▸ **Supplied data**:
::::

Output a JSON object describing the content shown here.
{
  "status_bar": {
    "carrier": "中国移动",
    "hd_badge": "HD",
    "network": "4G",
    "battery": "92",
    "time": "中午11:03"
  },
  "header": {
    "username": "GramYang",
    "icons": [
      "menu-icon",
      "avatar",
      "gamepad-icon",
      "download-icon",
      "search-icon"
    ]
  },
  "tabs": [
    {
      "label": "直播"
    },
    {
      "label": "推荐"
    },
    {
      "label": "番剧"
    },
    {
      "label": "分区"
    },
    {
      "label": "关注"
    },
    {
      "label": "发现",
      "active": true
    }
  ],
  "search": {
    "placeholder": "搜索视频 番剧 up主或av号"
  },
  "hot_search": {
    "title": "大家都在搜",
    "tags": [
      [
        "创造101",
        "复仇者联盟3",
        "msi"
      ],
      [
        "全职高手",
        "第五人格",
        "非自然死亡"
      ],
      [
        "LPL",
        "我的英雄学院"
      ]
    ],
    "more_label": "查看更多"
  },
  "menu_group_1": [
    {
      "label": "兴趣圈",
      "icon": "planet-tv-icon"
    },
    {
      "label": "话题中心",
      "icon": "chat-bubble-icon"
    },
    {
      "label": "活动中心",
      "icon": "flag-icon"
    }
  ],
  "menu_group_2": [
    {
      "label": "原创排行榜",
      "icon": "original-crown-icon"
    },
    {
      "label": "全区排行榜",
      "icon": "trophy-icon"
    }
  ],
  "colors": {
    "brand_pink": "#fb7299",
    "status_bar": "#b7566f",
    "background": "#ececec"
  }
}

::::

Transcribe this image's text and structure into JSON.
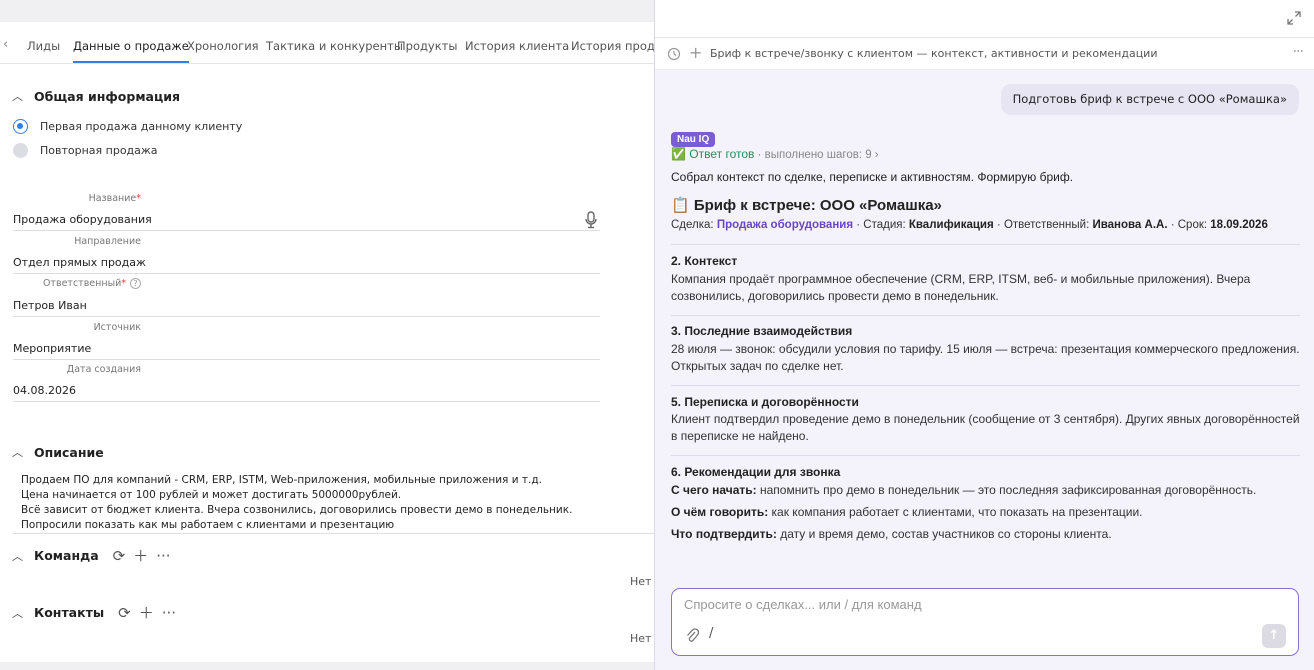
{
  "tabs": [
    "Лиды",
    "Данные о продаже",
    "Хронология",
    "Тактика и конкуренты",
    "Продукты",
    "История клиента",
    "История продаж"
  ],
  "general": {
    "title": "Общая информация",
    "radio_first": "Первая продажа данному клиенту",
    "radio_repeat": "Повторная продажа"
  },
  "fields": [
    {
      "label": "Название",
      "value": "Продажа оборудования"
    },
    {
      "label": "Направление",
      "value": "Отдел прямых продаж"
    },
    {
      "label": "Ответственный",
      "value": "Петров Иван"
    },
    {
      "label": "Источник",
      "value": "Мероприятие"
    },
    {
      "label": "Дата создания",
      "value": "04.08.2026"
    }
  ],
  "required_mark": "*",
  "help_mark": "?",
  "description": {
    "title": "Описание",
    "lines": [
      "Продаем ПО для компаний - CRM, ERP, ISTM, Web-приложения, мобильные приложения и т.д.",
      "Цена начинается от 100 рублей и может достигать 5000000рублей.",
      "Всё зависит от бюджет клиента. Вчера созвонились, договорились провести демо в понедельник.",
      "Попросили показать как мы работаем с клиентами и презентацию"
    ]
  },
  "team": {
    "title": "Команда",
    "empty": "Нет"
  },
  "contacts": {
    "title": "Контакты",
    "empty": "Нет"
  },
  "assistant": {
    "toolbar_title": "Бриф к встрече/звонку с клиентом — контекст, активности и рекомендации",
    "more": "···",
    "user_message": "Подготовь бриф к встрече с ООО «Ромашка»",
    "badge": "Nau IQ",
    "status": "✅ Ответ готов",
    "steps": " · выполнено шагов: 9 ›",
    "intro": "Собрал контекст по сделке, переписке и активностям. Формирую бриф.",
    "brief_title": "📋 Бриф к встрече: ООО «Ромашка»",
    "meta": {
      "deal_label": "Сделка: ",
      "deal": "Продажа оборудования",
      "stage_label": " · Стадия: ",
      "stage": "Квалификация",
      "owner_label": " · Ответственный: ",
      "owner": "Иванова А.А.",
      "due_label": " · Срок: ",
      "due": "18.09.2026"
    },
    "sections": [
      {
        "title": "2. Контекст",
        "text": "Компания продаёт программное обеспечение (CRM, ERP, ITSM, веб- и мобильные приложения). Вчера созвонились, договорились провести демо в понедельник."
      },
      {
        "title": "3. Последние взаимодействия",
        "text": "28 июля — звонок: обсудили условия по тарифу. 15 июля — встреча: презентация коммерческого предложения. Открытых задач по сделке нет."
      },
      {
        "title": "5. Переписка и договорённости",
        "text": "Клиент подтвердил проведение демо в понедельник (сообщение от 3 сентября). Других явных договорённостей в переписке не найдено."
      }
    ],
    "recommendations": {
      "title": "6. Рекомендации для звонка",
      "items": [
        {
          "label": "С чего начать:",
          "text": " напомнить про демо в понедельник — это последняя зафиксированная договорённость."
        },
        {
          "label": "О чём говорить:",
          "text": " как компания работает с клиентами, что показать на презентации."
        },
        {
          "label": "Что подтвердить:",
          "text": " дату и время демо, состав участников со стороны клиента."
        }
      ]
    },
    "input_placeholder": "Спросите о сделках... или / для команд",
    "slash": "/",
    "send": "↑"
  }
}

::::

▸ **Given problem**:
Return all lines with the word "сделке" in them.

▸ **Result of the exercise**:
    "intro": "Собрал контекст по сделке, переписке и активностям. Формирую бриф.",
        "text": "28 июля — звонок: обсудили условия по тарифу. 15 июля — встреча: презентация коммерческого предложения. Открытых задач по сделке нет."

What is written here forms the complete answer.